Check the listing below for lines that hold "タイポグラフィ講座". How many are there? Please give only the number.
— Start of PROVIDED INFORMATION —
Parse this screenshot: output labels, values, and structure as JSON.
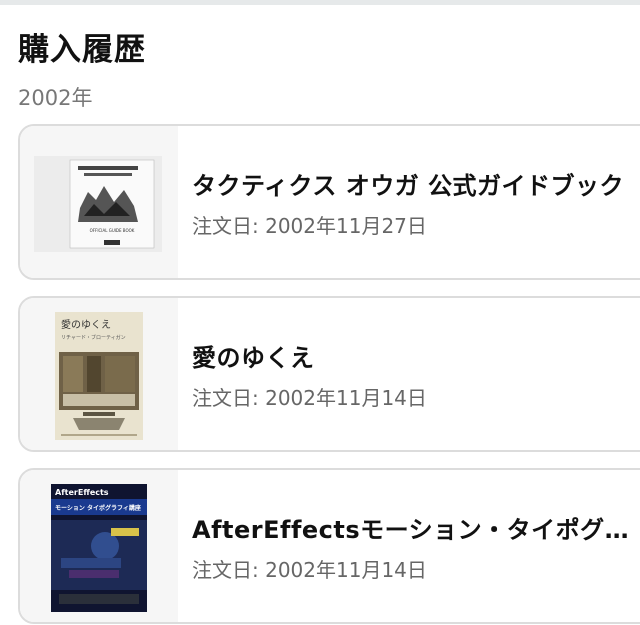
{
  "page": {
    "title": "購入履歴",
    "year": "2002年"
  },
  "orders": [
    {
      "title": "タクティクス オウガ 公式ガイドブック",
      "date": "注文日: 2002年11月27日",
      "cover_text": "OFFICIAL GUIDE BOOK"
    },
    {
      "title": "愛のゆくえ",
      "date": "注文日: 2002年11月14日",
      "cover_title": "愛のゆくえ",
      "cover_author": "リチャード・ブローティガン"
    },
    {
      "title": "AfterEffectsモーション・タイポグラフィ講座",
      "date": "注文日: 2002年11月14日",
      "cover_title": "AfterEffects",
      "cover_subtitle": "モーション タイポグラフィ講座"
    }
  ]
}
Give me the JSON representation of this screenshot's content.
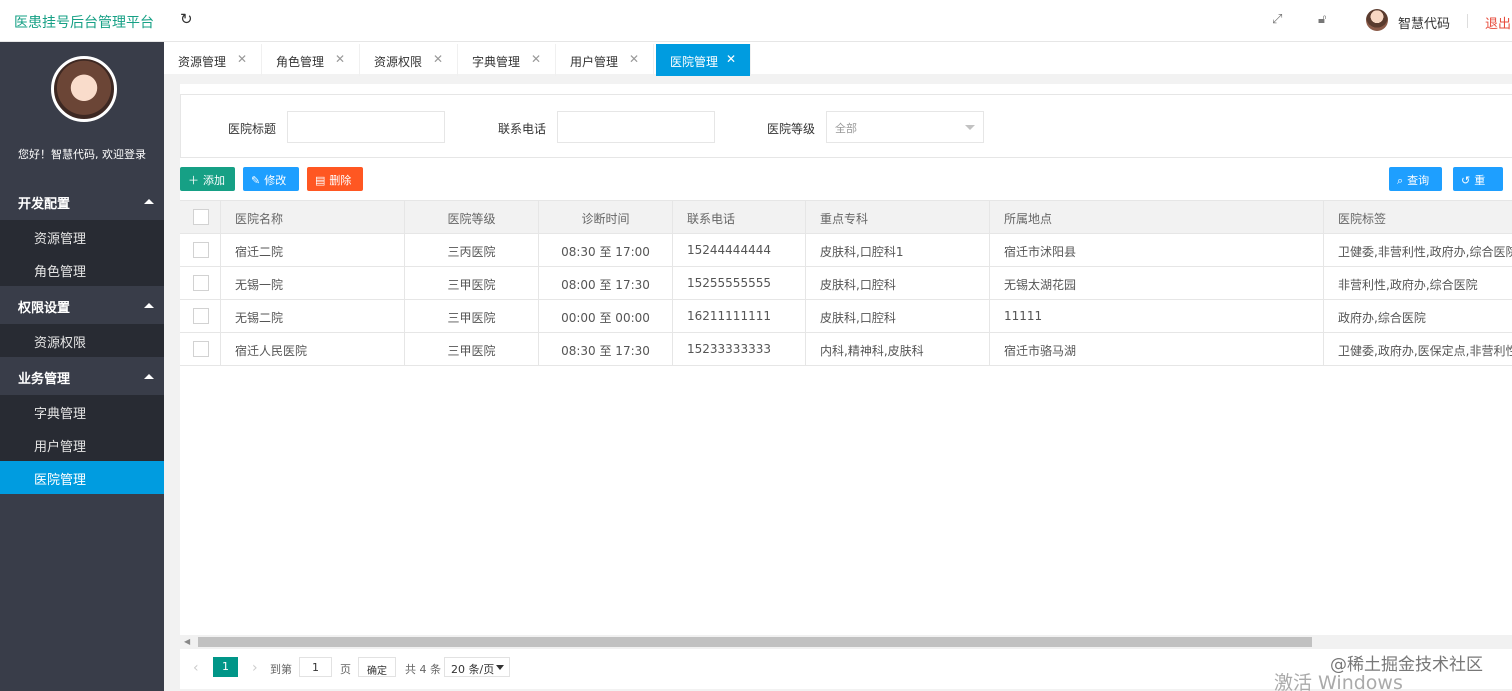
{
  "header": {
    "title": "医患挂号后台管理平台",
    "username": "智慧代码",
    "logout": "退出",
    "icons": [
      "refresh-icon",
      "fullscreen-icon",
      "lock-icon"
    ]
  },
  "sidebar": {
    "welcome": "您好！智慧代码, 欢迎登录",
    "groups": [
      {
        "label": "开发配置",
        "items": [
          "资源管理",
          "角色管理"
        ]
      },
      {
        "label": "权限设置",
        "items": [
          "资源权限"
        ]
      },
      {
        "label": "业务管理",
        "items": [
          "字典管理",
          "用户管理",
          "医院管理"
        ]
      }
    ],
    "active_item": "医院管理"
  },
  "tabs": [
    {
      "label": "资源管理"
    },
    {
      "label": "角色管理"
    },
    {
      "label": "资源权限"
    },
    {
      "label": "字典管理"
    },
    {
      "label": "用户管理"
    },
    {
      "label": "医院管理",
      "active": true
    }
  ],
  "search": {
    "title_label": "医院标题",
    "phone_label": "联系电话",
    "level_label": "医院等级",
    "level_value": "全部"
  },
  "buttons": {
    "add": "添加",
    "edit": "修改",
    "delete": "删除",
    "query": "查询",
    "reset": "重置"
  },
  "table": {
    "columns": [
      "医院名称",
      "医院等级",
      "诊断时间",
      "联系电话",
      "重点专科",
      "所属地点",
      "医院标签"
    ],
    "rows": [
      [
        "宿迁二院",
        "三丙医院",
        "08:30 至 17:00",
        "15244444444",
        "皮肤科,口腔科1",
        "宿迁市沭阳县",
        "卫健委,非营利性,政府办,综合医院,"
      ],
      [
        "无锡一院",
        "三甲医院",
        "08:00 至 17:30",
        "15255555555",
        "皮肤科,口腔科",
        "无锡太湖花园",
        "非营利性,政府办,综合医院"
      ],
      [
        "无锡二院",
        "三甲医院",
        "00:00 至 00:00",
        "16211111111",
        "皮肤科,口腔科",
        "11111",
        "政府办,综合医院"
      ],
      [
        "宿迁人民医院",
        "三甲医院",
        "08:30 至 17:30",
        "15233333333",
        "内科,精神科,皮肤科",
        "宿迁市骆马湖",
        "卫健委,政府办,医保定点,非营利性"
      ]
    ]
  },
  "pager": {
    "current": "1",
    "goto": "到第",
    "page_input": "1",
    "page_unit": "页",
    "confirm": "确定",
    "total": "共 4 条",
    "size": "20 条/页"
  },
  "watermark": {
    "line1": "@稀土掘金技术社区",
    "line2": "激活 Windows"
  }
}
— End of PROVIDED INFORMATION —
— Start of PROVIDED INFORMATION —
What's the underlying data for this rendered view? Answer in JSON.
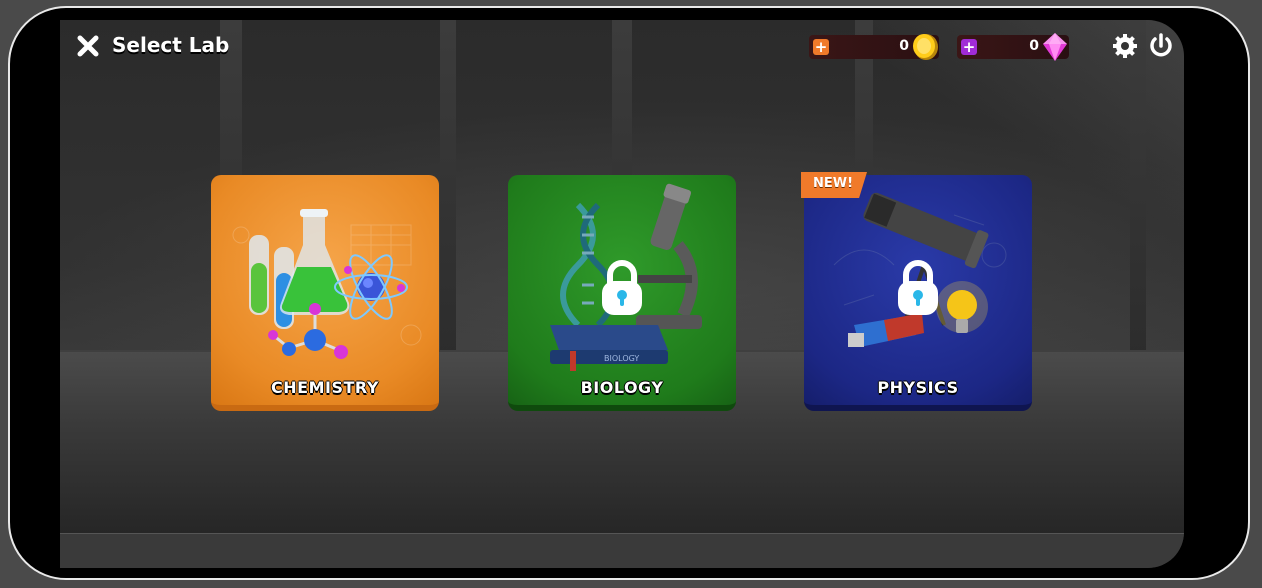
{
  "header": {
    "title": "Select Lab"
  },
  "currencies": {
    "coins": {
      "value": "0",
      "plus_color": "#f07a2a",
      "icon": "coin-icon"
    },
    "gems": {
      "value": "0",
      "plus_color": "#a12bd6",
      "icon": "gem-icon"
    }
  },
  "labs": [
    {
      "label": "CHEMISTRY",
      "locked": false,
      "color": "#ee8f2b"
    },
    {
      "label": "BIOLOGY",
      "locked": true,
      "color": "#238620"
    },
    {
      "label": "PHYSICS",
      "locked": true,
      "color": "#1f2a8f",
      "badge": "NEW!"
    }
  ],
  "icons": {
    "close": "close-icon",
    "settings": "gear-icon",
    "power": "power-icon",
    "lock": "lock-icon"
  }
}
— End of PROVIDED INFORMATION —
— Start of PROVIDED INFORMATION —
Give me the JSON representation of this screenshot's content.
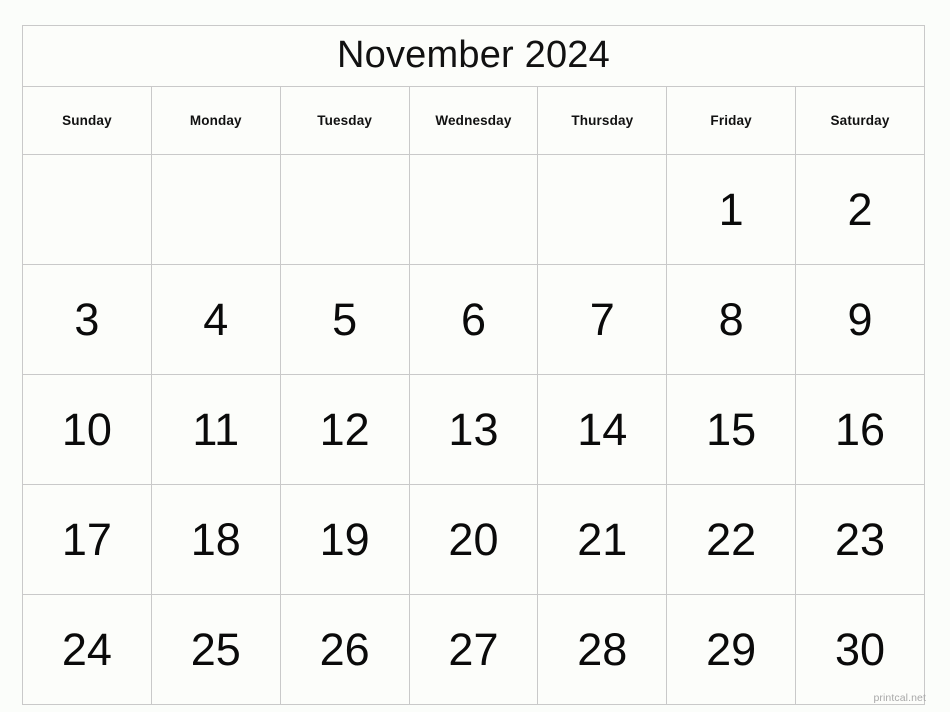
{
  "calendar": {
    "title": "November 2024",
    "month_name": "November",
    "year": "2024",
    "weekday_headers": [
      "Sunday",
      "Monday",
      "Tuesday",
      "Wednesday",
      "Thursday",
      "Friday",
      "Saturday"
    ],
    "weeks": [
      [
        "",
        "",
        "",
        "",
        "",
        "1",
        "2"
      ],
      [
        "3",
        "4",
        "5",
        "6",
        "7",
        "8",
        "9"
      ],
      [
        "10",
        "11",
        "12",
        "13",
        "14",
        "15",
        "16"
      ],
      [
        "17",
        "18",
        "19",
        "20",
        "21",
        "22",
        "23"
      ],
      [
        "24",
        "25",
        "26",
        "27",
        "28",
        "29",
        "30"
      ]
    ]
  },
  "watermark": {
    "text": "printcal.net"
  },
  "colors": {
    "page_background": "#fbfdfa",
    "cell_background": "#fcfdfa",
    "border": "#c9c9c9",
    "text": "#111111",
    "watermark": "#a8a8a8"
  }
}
— End of PROVIDED INFORMATION —
→ SOLUTION
2